**Passage shown:**
^^^^^^^^
"Bubbe" Maryasha Garelik, who lived through the entire 20th century, surviving the pogroms of czarist Russia, Soviet anti-Semitism and Nazi terror and then dispensing her wisdom to thousands of Lubavitch Jews, has died. She was 106.
She died Wednesday night in Brooklyn's Crown Heights neighborhood and was buried Thursday at the Old Montefiore Cemetery near the grave of the ultra Orthodox sect's revered "rebbe," Rabbi Menachem Schneerson.
"She was small in size - less than 5 feet tall - but a giant in stature,"
Rabbi Moshe Kotlarsky said.For decades, the bubbe (grandmother in Yiddish) dispensed wisdom to thousands in her Brooklyn neighborhood who came seeking her guidance. Her advice came from decades of trial by fire.
According to a Lubavitch biography of Bubbe Maryasha, her father was killed in a pogrom, or organized massacre, in Czarist Russia when she was 5, and her grandparents, with whom she and her mother lived, were subsequently executed.
more...Edited to add:
Maryasha Garelik
1900/1-2007
By Henya Laine
Photo: Saul Lieberman/Wellsprings Magazine
Bubbe Maryasha had three older brothers. We are not sure when Maryasha was born, accounts conflict from the years 1900 or 1901. The children, mother and father lived in Russia where their father, Benzion, worked for a logging company. His job was to make sure the logs were packed on canoes and sent to different parts of Russia.
Bubbe Maryasha was five years old when her father passed away. She, her brothers and her mother went to live with her mother's parents. They lived on a small farm, milked the cows, fed the chickens and helped out with the tiny store they owned.
Once a Cossack entered the store and began clearing off the shelves into his bag. Little Maryasha was standing and watching as the food and goods disappeared with, obviously, no intention of payment. She spoke up with great courage. "Please, either pay for everything or leave it alone. Otherwise we will all starve!" she cried out.
Her grandfather was petrified. Who would dare stand up to an armed, violent Cossack, an open and unpunished anti-Semite? But it worked – the Cossack took a long look at the brave little girl and walked right out of the store.
^^^^^^^^
**Input data:**
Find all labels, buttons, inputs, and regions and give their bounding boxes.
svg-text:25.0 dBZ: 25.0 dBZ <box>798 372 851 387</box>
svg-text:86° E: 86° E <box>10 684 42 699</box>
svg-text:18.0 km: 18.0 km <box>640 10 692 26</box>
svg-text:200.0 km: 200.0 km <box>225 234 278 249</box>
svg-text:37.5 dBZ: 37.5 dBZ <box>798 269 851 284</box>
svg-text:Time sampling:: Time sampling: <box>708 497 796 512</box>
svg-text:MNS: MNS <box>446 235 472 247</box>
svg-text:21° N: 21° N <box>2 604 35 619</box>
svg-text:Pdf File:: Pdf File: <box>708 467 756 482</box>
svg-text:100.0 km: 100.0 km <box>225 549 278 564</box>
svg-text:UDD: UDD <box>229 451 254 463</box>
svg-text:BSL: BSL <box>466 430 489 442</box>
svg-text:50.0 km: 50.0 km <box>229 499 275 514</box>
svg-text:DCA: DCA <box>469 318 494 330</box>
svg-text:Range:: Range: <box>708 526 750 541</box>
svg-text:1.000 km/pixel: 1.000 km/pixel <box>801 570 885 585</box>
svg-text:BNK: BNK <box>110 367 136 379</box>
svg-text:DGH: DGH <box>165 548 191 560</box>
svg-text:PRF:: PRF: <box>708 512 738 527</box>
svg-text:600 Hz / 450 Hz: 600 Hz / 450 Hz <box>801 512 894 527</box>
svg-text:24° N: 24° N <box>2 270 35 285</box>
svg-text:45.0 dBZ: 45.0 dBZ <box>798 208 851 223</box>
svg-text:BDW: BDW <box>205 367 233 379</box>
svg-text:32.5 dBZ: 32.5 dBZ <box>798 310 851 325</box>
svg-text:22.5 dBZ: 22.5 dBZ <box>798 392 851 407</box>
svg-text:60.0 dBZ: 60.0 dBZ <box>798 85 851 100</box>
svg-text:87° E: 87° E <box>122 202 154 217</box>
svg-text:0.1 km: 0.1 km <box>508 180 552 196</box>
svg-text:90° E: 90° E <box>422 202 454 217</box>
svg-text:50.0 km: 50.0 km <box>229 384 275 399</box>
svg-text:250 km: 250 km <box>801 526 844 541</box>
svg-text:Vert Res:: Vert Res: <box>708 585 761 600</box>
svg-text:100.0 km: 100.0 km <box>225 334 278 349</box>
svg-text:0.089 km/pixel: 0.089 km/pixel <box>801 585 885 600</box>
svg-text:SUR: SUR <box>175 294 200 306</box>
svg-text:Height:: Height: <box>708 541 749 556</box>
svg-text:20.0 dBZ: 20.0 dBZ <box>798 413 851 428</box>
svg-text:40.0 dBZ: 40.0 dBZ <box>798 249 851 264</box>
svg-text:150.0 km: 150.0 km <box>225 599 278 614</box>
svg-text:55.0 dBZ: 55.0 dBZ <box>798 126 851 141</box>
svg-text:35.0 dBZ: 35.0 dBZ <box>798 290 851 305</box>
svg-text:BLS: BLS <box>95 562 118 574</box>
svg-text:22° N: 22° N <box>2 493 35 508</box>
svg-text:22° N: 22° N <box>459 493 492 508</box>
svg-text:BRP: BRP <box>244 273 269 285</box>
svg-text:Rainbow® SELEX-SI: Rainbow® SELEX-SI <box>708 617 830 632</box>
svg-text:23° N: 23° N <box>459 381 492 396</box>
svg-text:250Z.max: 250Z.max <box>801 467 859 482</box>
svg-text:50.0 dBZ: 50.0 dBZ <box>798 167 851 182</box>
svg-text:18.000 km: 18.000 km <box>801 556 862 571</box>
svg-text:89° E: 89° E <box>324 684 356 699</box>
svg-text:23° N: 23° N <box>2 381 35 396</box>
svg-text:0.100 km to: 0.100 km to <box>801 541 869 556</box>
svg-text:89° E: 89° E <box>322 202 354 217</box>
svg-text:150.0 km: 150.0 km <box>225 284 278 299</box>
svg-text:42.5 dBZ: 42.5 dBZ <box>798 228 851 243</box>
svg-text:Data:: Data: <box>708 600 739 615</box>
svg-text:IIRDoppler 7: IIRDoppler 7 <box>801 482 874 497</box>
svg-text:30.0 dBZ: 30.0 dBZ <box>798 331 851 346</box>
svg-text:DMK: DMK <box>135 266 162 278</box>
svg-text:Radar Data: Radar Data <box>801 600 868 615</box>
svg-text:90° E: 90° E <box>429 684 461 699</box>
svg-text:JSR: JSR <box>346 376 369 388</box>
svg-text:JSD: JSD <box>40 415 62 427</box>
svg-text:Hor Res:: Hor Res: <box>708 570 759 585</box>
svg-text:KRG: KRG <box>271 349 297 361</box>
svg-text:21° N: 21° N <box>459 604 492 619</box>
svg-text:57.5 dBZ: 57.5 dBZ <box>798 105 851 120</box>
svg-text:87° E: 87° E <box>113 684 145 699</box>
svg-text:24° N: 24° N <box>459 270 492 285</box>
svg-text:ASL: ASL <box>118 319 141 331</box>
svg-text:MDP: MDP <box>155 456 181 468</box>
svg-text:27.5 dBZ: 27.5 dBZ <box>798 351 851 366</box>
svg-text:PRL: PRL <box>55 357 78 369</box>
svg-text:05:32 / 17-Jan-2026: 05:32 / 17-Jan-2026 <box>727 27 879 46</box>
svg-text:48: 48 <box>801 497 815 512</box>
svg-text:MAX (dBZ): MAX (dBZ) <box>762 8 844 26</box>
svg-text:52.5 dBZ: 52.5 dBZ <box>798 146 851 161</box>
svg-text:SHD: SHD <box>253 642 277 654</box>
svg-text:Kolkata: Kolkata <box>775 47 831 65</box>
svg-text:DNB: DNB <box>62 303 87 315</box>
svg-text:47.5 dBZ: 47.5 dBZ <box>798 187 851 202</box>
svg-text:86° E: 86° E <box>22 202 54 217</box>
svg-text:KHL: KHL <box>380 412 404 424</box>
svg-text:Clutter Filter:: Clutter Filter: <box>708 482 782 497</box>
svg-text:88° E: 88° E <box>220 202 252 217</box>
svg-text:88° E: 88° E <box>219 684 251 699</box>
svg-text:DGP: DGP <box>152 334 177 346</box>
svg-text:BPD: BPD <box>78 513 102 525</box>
^^^^^^^^
**Instructions for the task:** Reproduce the stretch of the piece on Bubbe Maryasha Garelik from "Her grandfather was" through "of the store.", word for word.

**Exercise answer:**
Her grandfather was petrified. Who would dare stand up to an armed, violent Cossack, an open and unpunished anti-Semite? But it worked – the Cossack took a long look at the brave little girl and walked right out of the store.